### PROBLEM DESCRIPTION
Copy each of the following entries line for line, without changing anything.

### WORKING DATA

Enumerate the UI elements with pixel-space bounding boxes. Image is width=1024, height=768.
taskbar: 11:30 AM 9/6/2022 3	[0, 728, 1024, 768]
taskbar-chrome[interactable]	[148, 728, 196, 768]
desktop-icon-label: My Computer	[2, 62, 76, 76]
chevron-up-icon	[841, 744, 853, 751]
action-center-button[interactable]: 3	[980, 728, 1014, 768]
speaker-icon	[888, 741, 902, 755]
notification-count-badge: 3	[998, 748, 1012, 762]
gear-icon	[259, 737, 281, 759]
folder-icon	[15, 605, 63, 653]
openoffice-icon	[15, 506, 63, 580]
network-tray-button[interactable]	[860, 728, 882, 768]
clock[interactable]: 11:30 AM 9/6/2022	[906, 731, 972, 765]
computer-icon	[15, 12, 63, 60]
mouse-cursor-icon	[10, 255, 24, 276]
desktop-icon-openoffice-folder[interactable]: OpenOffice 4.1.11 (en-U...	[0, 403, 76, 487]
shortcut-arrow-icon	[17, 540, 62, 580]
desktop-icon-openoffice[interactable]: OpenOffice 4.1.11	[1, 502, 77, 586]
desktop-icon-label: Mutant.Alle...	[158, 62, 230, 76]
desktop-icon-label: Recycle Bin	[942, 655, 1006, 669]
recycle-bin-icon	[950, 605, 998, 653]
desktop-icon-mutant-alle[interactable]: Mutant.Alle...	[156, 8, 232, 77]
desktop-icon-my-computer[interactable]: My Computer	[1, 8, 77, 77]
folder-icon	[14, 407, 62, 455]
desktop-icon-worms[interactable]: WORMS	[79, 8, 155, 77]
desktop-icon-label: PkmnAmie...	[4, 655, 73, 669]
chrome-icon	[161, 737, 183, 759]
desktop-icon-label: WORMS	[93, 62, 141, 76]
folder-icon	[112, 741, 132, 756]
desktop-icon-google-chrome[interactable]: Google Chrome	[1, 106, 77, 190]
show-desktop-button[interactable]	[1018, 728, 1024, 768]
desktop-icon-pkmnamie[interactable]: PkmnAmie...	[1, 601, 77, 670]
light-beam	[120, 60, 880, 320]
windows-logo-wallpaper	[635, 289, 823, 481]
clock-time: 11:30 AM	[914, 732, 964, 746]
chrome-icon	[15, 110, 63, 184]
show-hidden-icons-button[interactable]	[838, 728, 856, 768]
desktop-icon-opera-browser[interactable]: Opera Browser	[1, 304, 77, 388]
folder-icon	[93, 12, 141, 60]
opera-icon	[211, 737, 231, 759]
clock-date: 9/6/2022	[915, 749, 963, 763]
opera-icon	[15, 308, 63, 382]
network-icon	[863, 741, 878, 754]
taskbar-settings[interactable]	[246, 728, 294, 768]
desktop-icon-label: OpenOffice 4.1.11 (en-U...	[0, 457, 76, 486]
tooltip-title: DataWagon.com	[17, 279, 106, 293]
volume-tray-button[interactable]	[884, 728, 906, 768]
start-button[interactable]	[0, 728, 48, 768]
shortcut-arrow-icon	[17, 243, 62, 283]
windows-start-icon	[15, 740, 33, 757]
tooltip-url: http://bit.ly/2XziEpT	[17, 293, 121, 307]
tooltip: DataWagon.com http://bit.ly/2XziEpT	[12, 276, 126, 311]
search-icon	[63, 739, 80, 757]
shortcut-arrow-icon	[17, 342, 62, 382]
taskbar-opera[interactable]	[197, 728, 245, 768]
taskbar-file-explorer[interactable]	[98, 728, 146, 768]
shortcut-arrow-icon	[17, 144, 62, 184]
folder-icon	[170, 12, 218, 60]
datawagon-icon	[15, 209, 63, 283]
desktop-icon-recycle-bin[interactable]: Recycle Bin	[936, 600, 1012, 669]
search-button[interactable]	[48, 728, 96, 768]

### WRITTEN ANSWER
Enumerate the UI elements with pixel-space bounding boxes. Image is width=1024, height=768.
taskbar: 11:30 AM 9/6/2022 3	[0, 728, 1024, 768]
taskbar-chrome[interactable]	[148, 728, 196, 768]
desktop-icon-label: My Computer	[2, 62, 76, 76]
chevron-up-icon	[841, 744, 853, 751]
action-center-button[interactable]: 3	[980, 728, 1014, 768]
speaker-icon	[888, 741, 902, 755]
notification-count-badge: 3	[998, 748, 1012, 762]
gear-icon	[259, 737, 281, 759]
folder-icon	[15, 605, 63, 653]
openoffice-icon	[15, 506, 63, 580]
network-tray-button[interactable]	[860, 728, 882, 768]
clock[interactable]: 11:30 AM 9/6/2022	[906, 731, 972, 765]
computer-icon	[15, 12, 63, 60]
mouse-cursor-icon	[10, 255, 24, 276]
desktop-icon-openoffice-folder[interactable]: OpenOffice 4.1.11 (en-U...	[0, 403, 76, 487]
shortcut-arrow-icon	[17, 540, 62, 580]
desktop-icon-openoffice[interactable]: OpenOffice 4.1.11	[1, 502, 77, 586]
desktop-icon-label: Mutant.Alle...	[158, 62, 230, 76]
desktop-icon-label: Recycle Bin	[942, 655, 1006, 669]
recycle-bin-icon	[950, 605, 998, 653]
desktop-icon-mutant-alle[interactable]: Mutant.Alle...	[156, 8, 232, 77]
desktop-icon-my-computer[interactable]: My Computer	[1, 8, 77, 77]
folder-icon	[14, 407, 62, 455]
desktop-icon-worms[interactable]: WORMS	[79, 8, 155, 77]
desktop-icon-label: PkmnAmie...	[4, 655, 73, 669]
chrome-icon	[161, 737, 183, 759]
desktop-icon-label: WORMS	[93, 62, 141, 76]
folder-icon	[112, 741, 132, 756]
desktop-icon-google-chrome[interactable]: Google Chrome	[1, 106, 77, 190]
show-desktop-button[interactable]	[1018, 728, 1024, 768]
desktop-icon-pkmnamie[interactable]: PkmnAmie...	[1, 601, 77, 670]
light-beam	[120, 60, 880, 320]
windows-logo-wallpaper	[635, 289, 823, 481]
clock-time: 11:30 AM	[914, 732, 964, 746]
chrome-icon	[15, 110, 63, 184]
show-hidden-icons-button[interactable]	[838, 728, 856, 768]
desktop-icon-opera-browser[interactable]: Opera Browser	[1, 304, 77, 388]
folder-icon	[93, 12, 141, 60]
opera-icon	[211, 737, 231, 759]
clock-date: 9/6/2022	[915, 749, 963, 763]
opera-icon	[15, 308, 63, 382]
network-icon	[863, 741, 878, 754]
taskbar-settings[interactable]	[246, 728, 294, 768]
desktop-icon-label: OpenOffice 4.1.11 (en-U...	[0, 457, 76, 486]
tooltip-title: DataWagon.com	[17, 279, 106, 293]
volume-tray-button[interactable]	[884, 728, 906, 768]
start-button[interactable]	[0, 728, 48, 768]
shortcut-arrow-icon	[17, 243, 62, 283]
windows-start-icon	[15, 740, 33, 757]
tooltip-url: http://bit.ly/2XziEpT	[17, 293, 121, 307]
tooltip: DataWagon.com http://bit.ly/2XziEpT	[12, 276, 126, 311]
search-icon	[63, 739, 80, 757]
shortcut-arrow-icon	[17, 342, 62, 382]
taskbar-opera[interactable]	[197, 728, 245, 768]
taskbar-file-explorer[interactable]	[98, 728, 146, 768]
shortcut-arrow-icon	[17, 144, 62, 184]
folder-icon	[170, 12, 218, 60]
datawagon-icon	[15, 209, 63, 283]
desktop-icon-recycle-bin[interactable]: Recycle Bin	[936, 600, 1012, 669]
search-button[interactable]	[48, 728, 96, 768]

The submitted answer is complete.